>> START

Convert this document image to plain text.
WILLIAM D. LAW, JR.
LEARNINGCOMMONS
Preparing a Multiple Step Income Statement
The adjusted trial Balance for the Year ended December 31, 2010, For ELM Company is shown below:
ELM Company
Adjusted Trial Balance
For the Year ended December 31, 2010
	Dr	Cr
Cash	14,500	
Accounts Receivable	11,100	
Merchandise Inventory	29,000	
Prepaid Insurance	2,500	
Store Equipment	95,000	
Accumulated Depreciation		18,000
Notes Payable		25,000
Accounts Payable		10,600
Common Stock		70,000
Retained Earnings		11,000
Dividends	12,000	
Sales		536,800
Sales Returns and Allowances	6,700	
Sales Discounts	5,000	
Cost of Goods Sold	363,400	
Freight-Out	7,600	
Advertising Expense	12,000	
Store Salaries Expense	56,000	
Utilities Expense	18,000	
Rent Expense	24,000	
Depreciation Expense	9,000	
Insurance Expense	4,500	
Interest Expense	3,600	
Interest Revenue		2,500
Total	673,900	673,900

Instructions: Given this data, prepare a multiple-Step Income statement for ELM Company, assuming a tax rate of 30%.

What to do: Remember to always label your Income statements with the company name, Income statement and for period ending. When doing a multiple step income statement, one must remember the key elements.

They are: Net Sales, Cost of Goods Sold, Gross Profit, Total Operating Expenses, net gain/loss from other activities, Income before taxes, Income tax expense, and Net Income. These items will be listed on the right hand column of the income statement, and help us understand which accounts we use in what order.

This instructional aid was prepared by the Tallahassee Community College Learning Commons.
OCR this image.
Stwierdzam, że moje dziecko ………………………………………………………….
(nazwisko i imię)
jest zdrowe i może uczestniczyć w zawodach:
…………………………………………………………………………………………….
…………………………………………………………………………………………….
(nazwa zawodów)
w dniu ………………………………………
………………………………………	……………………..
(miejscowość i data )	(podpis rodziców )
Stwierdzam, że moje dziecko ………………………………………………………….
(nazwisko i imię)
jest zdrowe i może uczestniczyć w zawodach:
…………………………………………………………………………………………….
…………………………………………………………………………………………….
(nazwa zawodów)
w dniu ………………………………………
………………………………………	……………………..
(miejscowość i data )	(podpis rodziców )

>> END

To do:
Each line from the one containing "OCR this image." to the final line of the entries above must be returned exactly, and no other line may appear.

Full answer:
OCR this image.
Stwierdzam, że moje dziecko ………………………………………………………….
(nazwisko i imię)
jest zdrowe i może uczestniczyć w zawodach:
…………………………………………………………………………………………….
…………………………………………………………………………………………….
(nazwa zawodów)
w dniu ………………………………………
………………………………………	……………………..
(miejscowość i data )	(podpis rodziców )
Stwierdzam, że moje dziecko ………………………………………………………….
(nazwisko i imię)
jest zdrowe i może uczestniczyć w zawodach:
…………………………………………………………………………………………….
…………………………………………………………………………………………….
(nazwa zawodów)
w dniu ………………………………………
………………………………………	……………………..
(miejscowość i data )	(podpis rodziców )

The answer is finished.